(Records)
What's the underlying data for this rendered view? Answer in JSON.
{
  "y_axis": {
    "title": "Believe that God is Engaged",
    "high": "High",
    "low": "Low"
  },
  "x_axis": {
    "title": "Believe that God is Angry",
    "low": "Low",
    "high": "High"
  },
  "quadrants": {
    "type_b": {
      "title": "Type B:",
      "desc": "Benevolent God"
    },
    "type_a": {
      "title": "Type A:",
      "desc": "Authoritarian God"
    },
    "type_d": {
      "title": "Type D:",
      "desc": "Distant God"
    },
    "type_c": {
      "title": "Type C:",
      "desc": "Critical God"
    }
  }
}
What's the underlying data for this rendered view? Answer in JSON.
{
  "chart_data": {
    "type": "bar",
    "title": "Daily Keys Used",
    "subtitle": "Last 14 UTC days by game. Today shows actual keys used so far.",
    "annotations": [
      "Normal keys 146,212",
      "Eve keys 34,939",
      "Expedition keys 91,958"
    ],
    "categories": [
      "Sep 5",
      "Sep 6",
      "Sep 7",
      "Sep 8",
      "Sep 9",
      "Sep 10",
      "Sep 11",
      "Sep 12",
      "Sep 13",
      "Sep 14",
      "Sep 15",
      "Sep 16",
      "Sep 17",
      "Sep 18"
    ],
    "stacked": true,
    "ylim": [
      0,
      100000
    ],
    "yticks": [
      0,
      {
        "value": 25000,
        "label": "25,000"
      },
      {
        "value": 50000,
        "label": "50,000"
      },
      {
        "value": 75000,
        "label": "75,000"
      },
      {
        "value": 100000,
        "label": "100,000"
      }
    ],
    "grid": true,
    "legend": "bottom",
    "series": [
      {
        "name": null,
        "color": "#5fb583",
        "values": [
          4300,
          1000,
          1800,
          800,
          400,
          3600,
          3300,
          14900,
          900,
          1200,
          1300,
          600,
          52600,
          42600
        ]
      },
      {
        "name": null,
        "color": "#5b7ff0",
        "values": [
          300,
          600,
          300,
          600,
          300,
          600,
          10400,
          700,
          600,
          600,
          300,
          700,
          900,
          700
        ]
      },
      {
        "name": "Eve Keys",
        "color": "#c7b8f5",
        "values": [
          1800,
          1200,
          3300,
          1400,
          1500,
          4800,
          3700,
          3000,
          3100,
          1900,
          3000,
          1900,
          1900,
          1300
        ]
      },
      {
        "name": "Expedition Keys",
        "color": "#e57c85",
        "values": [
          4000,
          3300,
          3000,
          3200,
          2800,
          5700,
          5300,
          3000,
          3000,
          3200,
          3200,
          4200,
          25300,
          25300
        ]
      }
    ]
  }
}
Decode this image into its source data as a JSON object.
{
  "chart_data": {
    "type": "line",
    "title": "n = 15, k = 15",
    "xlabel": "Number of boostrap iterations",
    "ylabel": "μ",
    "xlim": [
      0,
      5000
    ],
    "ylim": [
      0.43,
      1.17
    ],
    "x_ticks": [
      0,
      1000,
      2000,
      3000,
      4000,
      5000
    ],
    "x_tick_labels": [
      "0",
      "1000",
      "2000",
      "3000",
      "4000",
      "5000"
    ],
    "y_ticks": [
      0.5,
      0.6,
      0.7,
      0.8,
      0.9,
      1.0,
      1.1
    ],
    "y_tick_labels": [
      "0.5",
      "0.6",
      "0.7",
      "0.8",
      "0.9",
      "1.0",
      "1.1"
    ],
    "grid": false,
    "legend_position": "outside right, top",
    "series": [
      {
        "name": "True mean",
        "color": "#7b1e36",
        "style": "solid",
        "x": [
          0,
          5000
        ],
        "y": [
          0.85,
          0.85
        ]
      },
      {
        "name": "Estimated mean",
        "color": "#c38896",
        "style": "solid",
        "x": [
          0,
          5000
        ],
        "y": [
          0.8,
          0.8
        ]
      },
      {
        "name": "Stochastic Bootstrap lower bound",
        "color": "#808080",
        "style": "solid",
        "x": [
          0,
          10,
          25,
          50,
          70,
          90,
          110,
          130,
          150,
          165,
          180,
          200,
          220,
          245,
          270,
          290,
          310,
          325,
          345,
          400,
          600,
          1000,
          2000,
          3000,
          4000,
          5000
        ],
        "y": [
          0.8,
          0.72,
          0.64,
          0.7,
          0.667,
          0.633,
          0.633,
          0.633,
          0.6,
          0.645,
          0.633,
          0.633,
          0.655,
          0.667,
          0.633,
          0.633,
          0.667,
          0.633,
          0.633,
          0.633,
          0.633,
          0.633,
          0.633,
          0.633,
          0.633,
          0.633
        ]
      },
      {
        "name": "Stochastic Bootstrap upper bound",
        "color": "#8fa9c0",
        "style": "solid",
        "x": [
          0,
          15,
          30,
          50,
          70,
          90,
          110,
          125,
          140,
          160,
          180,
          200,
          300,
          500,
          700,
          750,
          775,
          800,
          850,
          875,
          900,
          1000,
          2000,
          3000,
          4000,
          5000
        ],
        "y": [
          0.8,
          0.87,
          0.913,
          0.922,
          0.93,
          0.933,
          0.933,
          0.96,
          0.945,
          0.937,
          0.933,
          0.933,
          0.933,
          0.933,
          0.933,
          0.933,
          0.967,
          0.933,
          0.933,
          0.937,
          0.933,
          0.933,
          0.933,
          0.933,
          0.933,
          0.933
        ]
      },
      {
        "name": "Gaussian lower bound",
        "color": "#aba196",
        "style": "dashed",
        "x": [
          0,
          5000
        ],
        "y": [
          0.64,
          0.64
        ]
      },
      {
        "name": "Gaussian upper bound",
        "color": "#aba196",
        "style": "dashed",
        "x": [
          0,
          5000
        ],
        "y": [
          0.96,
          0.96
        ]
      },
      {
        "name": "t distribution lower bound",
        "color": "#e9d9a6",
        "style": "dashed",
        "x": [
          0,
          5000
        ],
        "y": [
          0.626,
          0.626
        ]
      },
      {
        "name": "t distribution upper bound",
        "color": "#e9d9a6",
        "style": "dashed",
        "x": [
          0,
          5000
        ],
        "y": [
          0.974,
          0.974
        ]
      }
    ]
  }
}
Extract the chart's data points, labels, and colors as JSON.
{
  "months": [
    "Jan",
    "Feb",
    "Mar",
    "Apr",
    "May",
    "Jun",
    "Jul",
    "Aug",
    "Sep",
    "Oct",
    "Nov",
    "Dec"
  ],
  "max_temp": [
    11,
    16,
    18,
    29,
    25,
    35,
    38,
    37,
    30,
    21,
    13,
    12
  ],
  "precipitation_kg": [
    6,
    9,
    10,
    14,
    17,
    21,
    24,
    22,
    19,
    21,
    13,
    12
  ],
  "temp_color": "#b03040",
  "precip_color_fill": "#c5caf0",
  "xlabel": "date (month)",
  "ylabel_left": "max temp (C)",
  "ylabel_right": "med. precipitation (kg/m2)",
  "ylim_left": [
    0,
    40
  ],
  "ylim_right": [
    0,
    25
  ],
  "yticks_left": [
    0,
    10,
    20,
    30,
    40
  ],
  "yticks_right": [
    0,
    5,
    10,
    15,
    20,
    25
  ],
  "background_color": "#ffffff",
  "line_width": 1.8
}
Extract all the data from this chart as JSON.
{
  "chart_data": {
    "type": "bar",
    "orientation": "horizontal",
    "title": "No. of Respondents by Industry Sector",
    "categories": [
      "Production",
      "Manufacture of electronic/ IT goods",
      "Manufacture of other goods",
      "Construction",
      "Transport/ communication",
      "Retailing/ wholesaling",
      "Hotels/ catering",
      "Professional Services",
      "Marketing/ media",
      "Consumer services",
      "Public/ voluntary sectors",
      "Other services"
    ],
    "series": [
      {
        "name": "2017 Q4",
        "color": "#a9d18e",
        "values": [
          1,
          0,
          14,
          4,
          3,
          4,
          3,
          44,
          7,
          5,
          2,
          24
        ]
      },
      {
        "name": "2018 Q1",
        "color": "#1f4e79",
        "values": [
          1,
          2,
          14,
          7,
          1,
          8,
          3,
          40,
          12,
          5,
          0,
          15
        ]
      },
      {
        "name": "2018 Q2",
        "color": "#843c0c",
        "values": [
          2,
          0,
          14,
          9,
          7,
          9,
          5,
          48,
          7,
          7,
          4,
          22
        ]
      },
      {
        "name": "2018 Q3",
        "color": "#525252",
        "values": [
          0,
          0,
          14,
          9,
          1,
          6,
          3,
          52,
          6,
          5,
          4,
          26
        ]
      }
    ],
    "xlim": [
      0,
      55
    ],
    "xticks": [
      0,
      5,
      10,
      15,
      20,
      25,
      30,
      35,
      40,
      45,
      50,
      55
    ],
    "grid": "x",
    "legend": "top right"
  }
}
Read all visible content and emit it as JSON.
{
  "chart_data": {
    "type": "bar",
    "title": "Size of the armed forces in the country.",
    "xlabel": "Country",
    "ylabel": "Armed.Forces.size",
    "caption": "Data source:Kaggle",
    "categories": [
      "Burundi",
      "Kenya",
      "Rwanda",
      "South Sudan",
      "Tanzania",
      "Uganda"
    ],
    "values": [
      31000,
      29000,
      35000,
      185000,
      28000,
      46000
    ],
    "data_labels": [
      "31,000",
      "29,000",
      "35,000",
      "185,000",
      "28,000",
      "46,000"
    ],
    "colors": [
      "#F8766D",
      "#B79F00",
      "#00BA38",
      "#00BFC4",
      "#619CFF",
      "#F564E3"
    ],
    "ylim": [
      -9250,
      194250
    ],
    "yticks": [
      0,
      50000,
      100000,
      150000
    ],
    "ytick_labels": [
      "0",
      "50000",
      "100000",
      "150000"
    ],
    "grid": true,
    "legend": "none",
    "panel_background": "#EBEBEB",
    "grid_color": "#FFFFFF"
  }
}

WORK TO DO
Search the preceding listing for the word "Bootstrap" and pull out every line that holds it.

WORKED SOLUTION
        "name": "Stochastic Bootstrap lower bound",
        "name": "Stochastic Bootstrap upper bound",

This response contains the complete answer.